Within the data that follows, how many lines carry the string "content"? Give the number alone.

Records
>>>

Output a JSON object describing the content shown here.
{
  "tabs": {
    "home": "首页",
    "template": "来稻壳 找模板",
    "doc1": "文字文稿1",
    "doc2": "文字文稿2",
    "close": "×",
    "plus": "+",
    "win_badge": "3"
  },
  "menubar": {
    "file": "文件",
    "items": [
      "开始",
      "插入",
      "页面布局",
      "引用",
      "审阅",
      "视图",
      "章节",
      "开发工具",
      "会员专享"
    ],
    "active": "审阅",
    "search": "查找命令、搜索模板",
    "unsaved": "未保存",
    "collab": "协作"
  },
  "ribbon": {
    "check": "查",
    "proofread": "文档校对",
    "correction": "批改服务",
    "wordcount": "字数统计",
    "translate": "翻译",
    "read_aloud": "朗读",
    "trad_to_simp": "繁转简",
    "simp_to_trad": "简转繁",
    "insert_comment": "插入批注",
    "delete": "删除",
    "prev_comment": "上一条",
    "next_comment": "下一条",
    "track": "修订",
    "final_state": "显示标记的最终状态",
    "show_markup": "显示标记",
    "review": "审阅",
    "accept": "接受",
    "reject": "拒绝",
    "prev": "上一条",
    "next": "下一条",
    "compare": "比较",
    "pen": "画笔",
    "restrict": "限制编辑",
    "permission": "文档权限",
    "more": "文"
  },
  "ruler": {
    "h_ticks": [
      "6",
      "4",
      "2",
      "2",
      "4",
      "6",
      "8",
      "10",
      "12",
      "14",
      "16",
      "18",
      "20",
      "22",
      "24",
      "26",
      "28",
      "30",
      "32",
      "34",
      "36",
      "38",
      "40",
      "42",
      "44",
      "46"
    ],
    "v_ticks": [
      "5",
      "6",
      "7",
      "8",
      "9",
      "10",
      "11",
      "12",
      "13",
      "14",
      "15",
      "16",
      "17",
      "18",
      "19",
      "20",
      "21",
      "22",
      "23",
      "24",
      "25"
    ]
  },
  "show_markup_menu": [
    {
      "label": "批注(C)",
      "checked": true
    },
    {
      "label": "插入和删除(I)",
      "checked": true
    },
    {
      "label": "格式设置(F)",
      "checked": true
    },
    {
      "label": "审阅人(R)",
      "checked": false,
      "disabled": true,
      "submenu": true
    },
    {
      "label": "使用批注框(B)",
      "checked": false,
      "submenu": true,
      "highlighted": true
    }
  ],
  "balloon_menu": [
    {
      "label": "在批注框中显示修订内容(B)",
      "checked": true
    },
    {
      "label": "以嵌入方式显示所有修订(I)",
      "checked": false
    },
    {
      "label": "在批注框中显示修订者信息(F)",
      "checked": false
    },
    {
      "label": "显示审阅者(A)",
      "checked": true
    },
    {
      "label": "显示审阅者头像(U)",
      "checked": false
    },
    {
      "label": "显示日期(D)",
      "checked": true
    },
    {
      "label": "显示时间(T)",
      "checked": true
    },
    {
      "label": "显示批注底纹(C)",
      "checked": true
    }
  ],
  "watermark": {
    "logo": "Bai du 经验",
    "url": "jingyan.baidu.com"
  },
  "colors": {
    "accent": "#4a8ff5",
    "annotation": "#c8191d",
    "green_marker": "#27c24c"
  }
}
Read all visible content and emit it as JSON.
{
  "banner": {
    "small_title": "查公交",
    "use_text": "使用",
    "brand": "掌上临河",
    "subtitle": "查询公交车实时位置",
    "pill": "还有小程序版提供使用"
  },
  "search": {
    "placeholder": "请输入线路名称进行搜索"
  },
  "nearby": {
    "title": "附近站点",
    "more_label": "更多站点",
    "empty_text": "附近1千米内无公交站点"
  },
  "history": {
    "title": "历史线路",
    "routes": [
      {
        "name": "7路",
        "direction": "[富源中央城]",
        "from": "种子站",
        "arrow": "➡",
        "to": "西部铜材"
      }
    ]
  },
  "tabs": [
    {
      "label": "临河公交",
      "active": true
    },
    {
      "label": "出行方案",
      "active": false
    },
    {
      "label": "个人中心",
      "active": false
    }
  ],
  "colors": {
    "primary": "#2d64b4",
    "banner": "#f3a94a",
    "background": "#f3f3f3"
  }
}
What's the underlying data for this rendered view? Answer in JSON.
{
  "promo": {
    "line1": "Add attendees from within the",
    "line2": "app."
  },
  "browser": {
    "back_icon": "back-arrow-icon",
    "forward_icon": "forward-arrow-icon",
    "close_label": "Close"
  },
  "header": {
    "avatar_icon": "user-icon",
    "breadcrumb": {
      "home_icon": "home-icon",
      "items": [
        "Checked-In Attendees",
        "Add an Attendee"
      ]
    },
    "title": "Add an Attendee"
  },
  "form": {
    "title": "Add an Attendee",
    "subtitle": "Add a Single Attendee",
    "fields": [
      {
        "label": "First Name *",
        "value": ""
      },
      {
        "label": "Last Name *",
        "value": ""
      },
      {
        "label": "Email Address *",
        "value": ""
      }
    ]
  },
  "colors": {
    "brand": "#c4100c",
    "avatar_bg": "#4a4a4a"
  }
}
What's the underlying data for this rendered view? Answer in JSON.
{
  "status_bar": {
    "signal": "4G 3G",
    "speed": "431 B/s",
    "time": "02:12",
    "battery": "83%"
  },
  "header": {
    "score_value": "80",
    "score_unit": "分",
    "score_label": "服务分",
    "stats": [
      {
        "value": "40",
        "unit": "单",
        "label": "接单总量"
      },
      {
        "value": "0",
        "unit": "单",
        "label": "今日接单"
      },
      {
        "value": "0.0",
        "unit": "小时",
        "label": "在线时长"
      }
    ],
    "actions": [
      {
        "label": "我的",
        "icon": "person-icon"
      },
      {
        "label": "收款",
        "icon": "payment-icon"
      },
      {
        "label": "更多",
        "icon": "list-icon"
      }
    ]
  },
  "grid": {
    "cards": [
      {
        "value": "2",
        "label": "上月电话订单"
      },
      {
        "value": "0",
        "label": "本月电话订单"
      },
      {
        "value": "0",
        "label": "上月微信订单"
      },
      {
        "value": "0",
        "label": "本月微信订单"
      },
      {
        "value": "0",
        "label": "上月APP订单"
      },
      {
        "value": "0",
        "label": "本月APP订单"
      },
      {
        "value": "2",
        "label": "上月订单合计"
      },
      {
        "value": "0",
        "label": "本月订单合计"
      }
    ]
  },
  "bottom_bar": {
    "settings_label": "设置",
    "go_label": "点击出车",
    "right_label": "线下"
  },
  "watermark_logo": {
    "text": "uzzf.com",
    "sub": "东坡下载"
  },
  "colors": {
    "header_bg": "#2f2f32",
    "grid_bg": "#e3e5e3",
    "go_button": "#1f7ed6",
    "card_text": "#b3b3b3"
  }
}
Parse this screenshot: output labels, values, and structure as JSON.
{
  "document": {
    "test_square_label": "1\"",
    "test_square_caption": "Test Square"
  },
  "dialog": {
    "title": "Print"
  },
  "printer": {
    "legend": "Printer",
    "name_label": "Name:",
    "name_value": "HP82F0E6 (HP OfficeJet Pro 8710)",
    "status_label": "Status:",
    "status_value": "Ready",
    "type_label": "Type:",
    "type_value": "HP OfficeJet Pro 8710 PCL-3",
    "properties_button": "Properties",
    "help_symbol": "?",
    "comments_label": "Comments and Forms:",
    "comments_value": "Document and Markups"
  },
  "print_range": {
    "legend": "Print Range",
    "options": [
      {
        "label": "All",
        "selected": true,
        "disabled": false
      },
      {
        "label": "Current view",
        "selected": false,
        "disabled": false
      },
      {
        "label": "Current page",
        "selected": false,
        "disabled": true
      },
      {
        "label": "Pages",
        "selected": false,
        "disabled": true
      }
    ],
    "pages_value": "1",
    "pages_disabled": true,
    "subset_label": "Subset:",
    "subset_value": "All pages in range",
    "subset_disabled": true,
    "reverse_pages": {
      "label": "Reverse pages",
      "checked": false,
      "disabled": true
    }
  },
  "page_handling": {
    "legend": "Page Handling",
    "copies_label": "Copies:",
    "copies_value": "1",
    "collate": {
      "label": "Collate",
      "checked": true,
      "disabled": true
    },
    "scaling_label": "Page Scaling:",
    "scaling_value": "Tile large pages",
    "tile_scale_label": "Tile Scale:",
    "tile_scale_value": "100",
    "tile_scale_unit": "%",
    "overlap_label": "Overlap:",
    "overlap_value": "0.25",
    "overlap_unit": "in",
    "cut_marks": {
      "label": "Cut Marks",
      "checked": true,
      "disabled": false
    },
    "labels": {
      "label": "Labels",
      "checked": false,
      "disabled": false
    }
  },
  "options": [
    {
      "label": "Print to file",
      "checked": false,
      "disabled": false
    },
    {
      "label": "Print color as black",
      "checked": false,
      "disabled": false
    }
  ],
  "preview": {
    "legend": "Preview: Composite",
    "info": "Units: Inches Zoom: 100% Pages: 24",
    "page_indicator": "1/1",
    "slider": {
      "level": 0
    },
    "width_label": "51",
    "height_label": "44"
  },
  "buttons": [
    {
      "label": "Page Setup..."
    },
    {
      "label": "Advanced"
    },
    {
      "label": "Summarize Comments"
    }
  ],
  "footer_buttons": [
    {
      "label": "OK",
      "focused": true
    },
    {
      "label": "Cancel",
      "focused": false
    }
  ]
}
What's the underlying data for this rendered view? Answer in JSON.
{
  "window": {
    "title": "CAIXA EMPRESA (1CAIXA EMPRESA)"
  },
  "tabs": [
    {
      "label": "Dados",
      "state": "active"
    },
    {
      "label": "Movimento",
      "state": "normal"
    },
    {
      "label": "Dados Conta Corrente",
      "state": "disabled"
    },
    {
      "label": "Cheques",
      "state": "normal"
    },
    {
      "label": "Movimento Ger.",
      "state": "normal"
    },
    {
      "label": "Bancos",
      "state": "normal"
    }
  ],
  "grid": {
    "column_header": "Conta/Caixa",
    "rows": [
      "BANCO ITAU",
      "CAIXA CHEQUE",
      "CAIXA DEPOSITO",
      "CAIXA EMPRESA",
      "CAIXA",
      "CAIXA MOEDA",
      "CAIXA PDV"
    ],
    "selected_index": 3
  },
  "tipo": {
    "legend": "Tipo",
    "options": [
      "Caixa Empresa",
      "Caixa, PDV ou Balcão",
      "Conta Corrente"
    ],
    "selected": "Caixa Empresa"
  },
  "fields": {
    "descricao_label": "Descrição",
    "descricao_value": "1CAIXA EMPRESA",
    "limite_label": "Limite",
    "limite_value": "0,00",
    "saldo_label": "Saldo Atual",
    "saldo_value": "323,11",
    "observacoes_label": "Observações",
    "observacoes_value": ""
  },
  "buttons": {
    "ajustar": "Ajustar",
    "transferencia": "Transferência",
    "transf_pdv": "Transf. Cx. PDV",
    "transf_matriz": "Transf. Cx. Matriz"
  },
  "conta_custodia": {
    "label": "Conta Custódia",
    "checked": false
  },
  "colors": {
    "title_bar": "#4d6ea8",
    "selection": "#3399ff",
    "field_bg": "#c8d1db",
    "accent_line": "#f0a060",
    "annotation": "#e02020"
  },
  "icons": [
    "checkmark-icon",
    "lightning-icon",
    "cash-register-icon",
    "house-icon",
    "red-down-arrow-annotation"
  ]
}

<<<

Result: 2